#### RECORDS TO PROCESS:
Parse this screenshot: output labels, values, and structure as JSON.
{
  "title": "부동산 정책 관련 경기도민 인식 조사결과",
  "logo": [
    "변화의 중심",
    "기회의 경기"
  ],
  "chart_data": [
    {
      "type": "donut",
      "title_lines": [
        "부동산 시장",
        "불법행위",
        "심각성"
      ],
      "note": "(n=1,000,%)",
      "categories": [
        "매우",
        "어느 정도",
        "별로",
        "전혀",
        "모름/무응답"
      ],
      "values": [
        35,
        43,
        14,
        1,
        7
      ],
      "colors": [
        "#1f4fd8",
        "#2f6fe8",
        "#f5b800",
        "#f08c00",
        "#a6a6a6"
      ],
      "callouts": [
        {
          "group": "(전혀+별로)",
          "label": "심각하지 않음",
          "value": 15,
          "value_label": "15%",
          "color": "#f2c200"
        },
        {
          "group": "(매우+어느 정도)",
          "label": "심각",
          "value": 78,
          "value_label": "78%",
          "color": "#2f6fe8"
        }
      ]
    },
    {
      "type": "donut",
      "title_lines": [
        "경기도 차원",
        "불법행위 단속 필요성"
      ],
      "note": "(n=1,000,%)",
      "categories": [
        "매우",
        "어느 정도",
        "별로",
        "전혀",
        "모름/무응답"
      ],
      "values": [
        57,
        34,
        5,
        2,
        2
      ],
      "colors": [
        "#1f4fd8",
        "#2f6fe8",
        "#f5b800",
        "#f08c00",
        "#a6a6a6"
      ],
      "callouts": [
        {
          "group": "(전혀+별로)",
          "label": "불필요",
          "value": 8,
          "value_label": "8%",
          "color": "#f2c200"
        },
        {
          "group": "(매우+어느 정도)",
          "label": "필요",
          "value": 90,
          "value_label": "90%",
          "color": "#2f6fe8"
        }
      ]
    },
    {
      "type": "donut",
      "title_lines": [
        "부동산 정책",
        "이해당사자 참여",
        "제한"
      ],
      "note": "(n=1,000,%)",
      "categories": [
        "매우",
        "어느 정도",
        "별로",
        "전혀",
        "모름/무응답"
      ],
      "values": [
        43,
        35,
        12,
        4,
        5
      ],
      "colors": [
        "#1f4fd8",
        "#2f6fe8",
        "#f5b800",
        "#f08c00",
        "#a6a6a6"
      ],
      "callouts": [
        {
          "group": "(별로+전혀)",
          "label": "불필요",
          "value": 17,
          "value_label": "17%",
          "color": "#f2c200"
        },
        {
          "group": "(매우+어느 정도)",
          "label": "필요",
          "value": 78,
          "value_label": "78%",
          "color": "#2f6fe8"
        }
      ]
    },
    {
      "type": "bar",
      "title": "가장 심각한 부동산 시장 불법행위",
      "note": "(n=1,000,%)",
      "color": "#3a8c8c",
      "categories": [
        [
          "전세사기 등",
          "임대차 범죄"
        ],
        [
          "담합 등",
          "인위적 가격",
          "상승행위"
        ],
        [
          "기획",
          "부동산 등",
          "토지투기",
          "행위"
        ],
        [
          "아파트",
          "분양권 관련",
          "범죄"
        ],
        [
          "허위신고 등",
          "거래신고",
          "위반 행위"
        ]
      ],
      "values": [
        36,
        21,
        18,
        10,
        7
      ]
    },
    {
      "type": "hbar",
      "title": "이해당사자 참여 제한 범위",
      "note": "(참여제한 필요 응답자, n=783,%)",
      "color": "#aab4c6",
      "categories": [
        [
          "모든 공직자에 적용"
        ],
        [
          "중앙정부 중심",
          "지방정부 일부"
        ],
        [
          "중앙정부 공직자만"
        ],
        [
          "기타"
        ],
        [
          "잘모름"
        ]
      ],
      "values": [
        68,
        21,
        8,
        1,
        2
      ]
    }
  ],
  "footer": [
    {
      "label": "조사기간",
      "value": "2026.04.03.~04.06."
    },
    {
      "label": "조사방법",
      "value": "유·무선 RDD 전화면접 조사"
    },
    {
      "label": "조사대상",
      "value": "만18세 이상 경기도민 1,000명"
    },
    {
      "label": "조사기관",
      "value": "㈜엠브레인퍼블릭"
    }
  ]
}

#### TASK:
Retype the material in full. Each word must match.

#### REPLY TO THE EXERCISE:
Parse this screenshot: output labels, values, and structure as JSON.
{
  "title": "부동산 정책 관련 경기도민 인식 조사결과",
  "logo": [
    "변화의 중심",
    "기회의 경기"
  ],
  "chart_data": [
    {
      "type": "donut",
      "title_lines": [
        "부동산 시장",
        "불법행위",
        "심각성"
      ],
      "note": "(n=1,000,%)",
      "categories": [
        "매우",
        "어느 정도",
        "별로",
        "전혀",
        "모름/무응답"
      ],
      "values": [
        35,
        43,
        14,
        1,
        7
      ],
      "colors": [
        "#1f4fd8",
        "#2f6fe8",
        "#f5b800",
        "#f08c00",
        "#a6a6a6"
      ],
      "callouts": [
        {
          "group": "(전혀+별로)",
          "label": "심각하지 않음",
          "value": 15,
          "value_label": "15%",
          "color": "#f2c200"
        },
        {
          "group": "(매우+어느 정도)",
          "label": "심각",
          "value": 78,
          "value_label": "78%",
          "color": "#2f6fe8"
        }
      ]
    },
    {
      "type": "donut",
      "title_lines": [
        "경기도 차원",
        "불법행위 단속 필요성"
      ],
      "note": "(n=1,000,%)",
      "categories": [
        "매우",
        "어느 정도",
        "별로",
        "전혀",
        "모름/무응답"
      ],
      "values": [
        57,
        34,
        5,
        2,
        2
      ],
      "colors": [
        "#1f4fd8",
        "#2f6fe8",
        "#f5b800",
        "#f08c00",
        "#a6a6a6"
      ],
      "callouts": [
        {
          "group": "(전혀+별로)",
          "label": "불필요",
          "value": 8,
          "value_label": "8%",
          "color": "#f2c200"
        },
        {
          "group": "(매우+어느 정도)",
          "label": "필요",
          "value": 90,
          "value_label": "90%",
          "color": "#2f6fe8"
        }
      ]
    },
    {
      "type": "donut",
      "title_lines": [
        "부동산 정책",
        "이해당사자 참여",
        "제한"
      ],
      "note": "(n=1,000,%)",
      "categories": [
        "매우",
        "어느 정도",
        "별로",
        "전혀",
        "모름/무응답"
      ],
      "values": [
        43,
        35,
        12,
        4,
        5
      ],
      "colors": [
        "#1f4fd8",
        "#2f6fe8",
        "#f5b800",
        "#f08c00",
        "#a6a6a6"
      ],
      "callouts": [
        {
          "group": "(별로+전혀)",
          "label": "불필요",
          "value": 17,
          "value_label": "17%",
          "color": "#f2c200"
        },
        {
          "group": "(매우+어느 정도)",
          "label": "필요",
          "value": 78,
          "value_label": "78%",
          "color": "#2f6fe8"
        }
      ]
    },
    {
      "type": "bar",
      "title": "가장 심각한 부동산 시장 불법행위",
      "note": "(n=1,000,%)",
      "color": "#3a8c8c",
      "categories": [
        [
          "전세사기 등",
          "임대차 범죄"
        ],
        [
          "담합 등",
          "인위적 가격",
          "상승행위"
        ],
        [
          "기획",
          "부동산 등",
          "토지투기",
          "행위"
        ],
        [
          "아파트",
          "분양권 관련",
          "범죄"
        ],
        [
          "허위신고 등",
          "거래신고",
          "위반 행위"
        ]
      ],
      "values": [
        36,
        21,
        18,
        10,
        7
      ]
    },
    {
      "type": "hbar",
      "title": "이해당사자 참여 제한 범위",
      "note": "(참여제한 필요 응답자, n=783,%)",
      "color": "#aab4c6",
      "categories": [
        [
          "모든 공직자에 적용"
        ],
        [
          "중앙정부 중심",
          "지방정부 일부"
        ],
        [
          "중앙정부 공직자만"
        ],
        [
          "기타"
        ],
        [
          "잘모름"
        ]
      ],
      "values": [
        68,
        21,
        8,
        1,
        2
      ]
    }
  ],
  "footer": [
    {
      "label": "조사기간",
      "value": "2026.04.03.~04.06."
    },
    {
      "label": "조사방법",
      "value": "유·무선 RDD 전화면접 조사"
    },
    {
      "label": "조사대상",
      "value": "만18세 이상 경기도민 1,000명"
    },
    {
      "label": "조사기관",
      "value": "㈜엠브레인퍼블릭"
    }
  ]
}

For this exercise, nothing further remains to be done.